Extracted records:
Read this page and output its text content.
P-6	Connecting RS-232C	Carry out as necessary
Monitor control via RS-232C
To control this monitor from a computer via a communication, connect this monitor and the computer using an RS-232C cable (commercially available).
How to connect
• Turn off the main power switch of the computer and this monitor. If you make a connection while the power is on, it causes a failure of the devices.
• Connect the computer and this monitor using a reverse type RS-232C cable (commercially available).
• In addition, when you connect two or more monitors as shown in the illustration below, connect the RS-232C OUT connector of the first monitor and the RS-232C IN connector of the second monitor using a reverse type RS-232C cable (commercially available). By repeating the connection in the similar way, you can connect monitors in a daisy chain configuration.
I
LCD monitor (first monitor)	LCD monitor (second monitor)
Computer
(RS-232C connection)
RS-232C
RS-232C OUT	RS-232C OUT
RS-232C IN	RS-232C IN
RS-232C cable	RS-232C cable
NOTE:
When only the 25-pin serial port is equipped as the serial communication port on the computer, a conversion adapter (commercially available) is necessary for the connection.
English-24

* * *

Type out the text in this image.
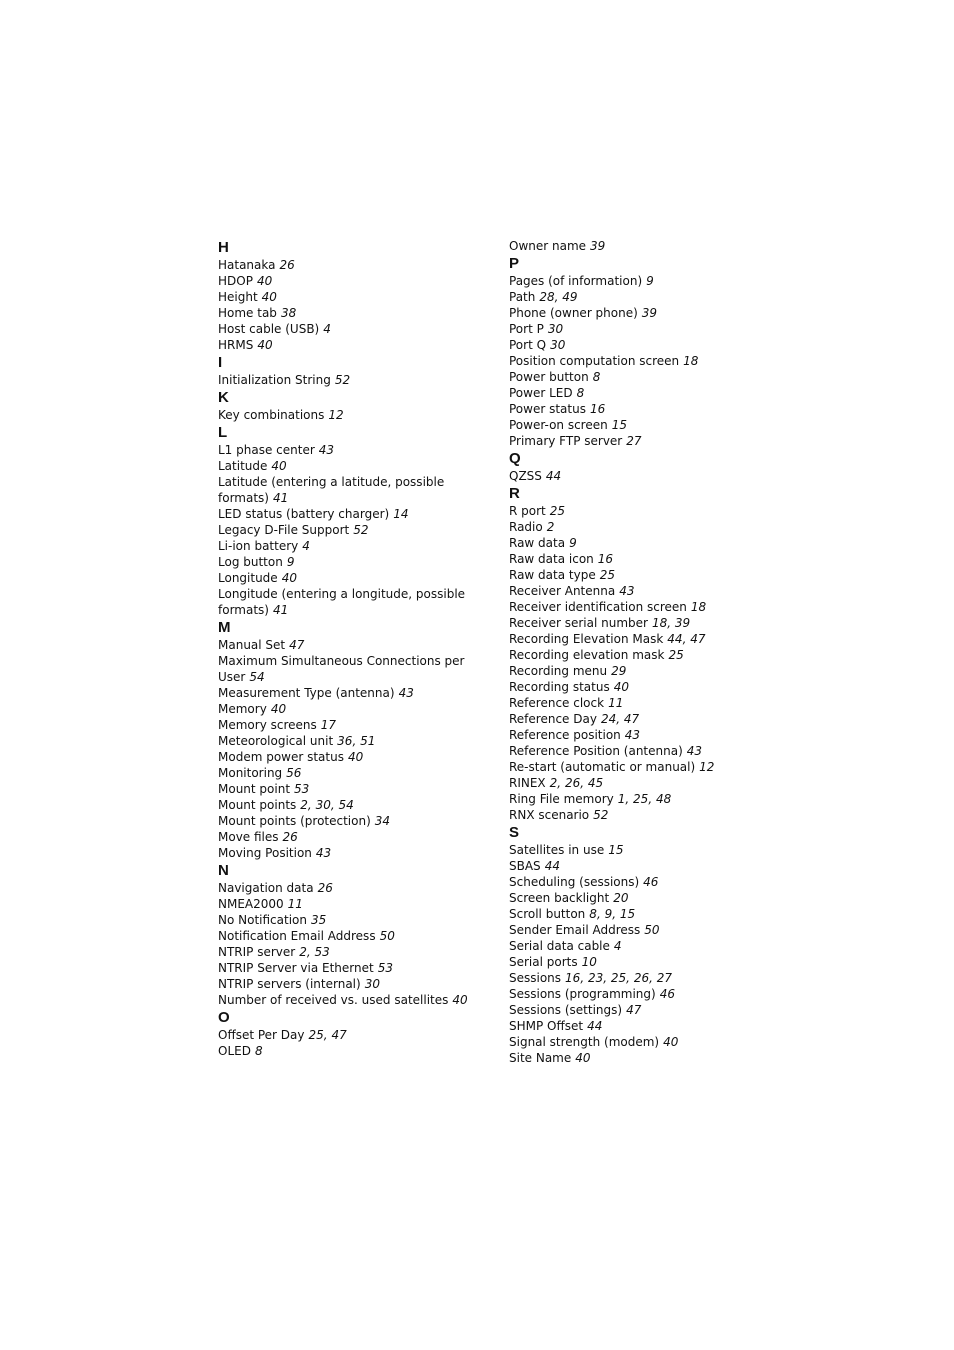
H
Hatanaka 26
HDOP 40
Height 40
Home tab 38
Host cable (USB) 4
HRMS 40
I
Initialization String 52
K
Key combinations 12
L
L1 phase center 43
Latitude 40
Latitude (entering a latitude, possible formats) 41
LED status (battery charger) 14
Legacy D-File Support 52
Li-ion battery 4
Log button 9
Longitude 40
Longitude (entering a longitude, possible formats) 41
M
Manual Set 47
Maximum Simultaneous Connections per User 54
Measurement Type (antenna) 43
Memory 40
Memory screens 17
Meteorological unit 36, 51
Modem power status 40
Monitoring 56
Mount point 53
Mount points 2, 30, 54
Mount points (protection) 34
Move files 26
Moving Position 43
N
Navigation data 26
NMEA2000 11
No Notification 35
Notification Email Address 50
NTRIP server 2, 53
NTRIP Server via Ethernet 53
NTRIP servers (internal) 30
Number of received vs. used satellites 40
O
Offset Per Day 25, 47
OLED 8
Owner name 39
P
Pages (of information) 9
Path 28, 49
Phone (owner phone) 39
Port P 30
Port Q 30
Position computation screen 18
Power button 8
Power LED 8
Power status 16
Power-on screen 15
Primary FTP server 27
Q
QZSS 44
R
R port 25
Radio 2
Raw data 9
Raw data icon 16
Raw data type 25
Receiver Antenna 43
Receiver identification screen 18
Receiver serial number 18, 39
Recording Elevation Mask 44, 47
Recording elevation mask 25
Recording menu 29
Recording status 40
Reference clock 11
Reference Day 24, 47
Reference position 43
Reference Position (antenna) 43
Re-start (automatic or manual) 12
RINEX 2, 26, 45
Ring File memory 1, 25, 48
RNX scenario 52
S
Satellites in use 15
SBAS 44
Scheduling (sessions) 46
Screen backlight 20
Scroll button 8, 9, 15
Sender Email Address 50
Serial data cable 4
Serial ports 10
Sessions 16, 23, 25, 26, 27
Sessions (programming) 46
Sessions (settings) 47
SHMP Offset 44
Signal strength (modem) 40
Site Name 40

§ DIRECTIONS
Look through the data above. Each line containing the word "Mount" needs to be copied.

§ RESULT BELOW
Mount point 53
Mount points 2, 30, 54
Mount points (protection) 34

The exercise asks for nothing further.